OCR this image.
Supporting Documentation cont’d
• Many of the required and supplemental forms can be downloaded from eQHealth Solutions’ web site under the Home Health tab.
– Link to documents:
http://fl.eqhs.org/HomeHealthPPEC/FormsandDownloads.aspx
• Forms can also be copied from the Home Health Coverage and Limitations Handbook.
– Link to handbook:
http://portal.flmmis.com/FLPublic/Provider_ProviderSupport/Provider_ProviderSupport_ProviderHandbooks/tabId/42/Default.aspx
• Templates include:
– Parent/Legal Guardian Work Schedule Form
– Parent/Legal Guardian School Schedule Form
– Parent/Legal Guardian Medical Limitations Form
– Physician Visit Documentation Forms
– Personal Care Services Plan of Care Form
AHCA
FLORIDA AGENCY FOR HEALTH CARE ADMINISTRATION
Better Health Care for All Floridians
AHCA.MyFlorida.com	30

+ + + + + + +

*TO BE DONE*: Every record above should be copied exactly.

*ANSWER TO THE EXERCISE*:
OCR this image.
Supporting Documentation cont’d
• Many of the required and supplemental forms can be downloaded from eQHealth Solutions’ web site under the Home Health tab.
– Link to documents:
http://fl.eqhs.org/HomeHealthPPEC/FormsandDownloads.aspx
• Forms can also be copied from the Home Health Coverage and Limitations Handbook.
– Link to handbook:
http://portal.flmmis.com/FLPublic/Provider_ProviderSupport/Provider_ProviderSupport_ProviderHandbooks/tabId/42/Default.aspx
• Templates include:
– Parent/Legal Guardian Work Schedule Form
– Parent/Legal Guardian School Schedule Form
– Parent/Legal Guardian Medical Limitations Form
– Physician Visit Documentation Forms
– Personal Care Services Plan of Care Form
AHCA
FLORIDA AGENCY FOR HEALTH CARE ADMINISTRATION
Better Health Care for All Floridians
AHCA.MyFlorida.com	30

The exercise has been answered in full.